▶ **Your goal**: Below is a set of records; restate each one word for word.

-- begin --

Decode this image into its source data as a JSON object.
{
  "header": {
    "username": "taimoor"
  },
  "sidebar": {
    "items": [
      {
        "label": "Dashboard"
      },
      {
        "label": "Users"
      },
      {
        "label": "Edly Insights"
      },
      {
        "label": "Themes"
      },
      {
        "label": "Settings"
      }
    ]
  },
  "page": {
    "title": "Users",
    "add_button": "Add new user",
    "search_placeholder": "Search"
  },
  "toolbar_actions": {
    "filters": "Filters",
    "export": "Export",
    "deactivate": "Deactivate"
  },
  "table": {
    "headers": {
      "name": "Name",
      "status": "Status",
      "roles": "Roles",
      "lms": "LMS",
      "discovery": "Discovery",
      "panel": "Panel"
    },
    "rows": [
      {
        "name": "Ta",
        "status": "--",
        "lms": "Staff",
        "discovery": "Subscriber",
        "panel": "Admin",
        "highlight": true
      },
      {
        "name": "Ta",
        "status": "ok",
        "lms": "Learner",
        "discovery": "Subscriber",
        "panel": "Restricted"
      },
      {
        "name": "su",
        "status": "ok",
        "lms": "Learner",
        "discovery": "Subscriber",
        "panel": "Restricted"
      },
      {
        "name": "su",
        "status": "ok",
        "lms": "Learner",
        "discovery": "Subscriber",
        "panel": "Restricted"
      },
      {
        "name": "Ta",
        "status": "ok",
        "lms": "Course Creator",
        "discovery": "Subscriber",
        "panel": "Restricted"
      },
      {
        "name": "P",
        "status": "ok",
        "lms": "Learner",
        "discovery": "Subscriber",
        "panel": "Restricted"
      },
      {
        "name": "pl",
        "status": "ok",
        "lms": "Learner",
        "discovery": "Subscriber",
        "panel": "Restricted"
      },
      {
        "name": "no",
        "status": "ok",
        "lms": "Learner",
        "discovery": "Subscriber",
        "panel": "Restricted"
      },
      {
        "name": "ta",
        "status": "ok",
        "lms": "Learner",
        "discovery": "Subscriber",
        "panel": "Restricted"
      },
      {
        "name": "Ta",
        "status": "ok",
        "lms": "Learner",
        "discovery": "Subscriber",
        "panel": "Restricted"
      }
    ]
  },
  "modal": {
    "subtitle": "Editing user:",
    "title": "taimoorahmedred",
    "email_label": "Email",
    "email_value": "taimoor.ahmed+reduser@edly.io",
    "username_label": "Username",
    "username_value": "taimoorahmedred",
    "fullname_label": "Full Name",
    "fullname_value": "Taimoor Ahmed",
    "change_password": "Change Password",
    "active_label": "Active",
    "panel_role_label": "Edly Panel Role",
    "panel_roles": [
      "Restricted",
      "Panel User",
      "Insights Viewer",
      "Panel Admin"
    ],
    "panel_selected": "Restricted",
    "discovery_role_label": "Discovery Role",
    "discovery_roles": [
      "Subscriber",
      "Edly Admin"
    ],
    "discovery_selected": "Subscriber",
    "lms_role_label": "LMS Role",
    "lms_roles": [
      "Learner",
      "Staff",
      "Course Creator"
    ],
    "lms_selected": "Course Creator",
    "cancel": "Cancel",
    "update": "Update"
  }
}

-- end --

▶ **Solution to this task**:
Decode this image into its source data as a JSON object.
{
  "header": {
    "username": "taimoor"
  },
  "sidebar": {
    "items": [
      {
        "label": "Dashboard"
      },
      {
        "label": "Users"
      },
      {
        "label": "Edly Insights"
      },
      {
        "label": "Themes"
      },
      {
        "label": "Settings"
      }
    ]
  },
  "page": {
    "title": "Users",
    "add_button": "Add new user",
    "search_placeholder": "Search"
  },
  "toolbar_actions": {
    "filters": "Filters",
    "export": "Export",
    "deactivate": "Deactivate"
  },
  "table": {
    "headers": {
      "name": "Name",
      "status": "Status",
      "roles": "Roles",
      "lms": "LMS",
      "discovery": "Discovery",
      "panel": "Panel"
    },
    "rows": [
      {
        "name": "Ta",
        "status": "--",
        "lms": "Staff",
        "discovery": "Subscriber",
        "panel": "Admin",
        "highlight": true
      },
      {
        "name": "Ta",
        "status": "ok",
        "lms": "Learner",
        "discovery": "Subscriber",
        "panel": "Restricted"
      },
      {
        "name": "su",
        "status": "ok",
        "lms": "Learner",
        "discovery": "Subscriber",
        "panel": "Restricted"
      },
      {
        "name": "su",
        "status": "ok",
        "lms": "Learner",
        "discovery": "Subscriber",
        "panel": "Restricted"
      },
      {
        "name": "Ta",
        "status": "ok",
        "lms": "Course Creator",
        "discovery": "Subscriber",
        "panel": "Restricted"
      },
      {
        "name": "P",
        "status": "ok",
        "lms": "Learner",
        "discovery": "Subscriber",
        "panel": "Restricted"
      },
      {
        "name": "pl",
        "status": "ok",
        "lms": "Learner",
        "discovery": "Subscriber",
        "panel": "Restricted"
      },
      {
        "name": "no",
        "status": "ok",
        "lms": "Learner",
        "discovery": "Subscriber",
        "panel": "Restricted"
      },
      {
        "name": "ta",
        "status": "ok",
        "lms": "Learner",
        "discovery": "Subscriber",
        "panel": "Restricted"
      },
      {
        "name": "Ta",
        "status": "ok",
        "lms": "Learner",
        "discovery": "Subscriber",
        "panel": "Restricted"
      }
    ]
  },
  "modal": {
    "subtitle": "Editing user:",
    "title": "taimoorahmedred",
    "email_label": "Email",
    "email_value": "taimoor.ahmed+reduser@edly.io",
    "username_label": "Username",
    "username_value": "taimoorahmedred",
    "fullname_label": "Full Name",
    "fullname_value": "Taimoor Ahmed",
    "change_password": "Change Password",
    "active_label": "Active",
    "panel_role_label": "Edly Panel Role",
    "panel_roles": [
      "Restricted",
      "Panel User",
      "Insights Viewer",
      "Panel Admin"
    ],
    "panel_selected": "Restricted",
    "discovery_role_label": "Discovery Role",
    "discovery_roles": [
      "Subscriber",
      "Edly Admin"
    ],
    "discovery_selected": "Subscriber",
    "lms_role_label": "LMS Role",
    "lms_roles": [
      "Learner",
      "Staff",
      "Course Creator"
    ],
    "lms_selected": "Course Creator",
    "cancel": "Cancel",
    "update": "Update"
  }
}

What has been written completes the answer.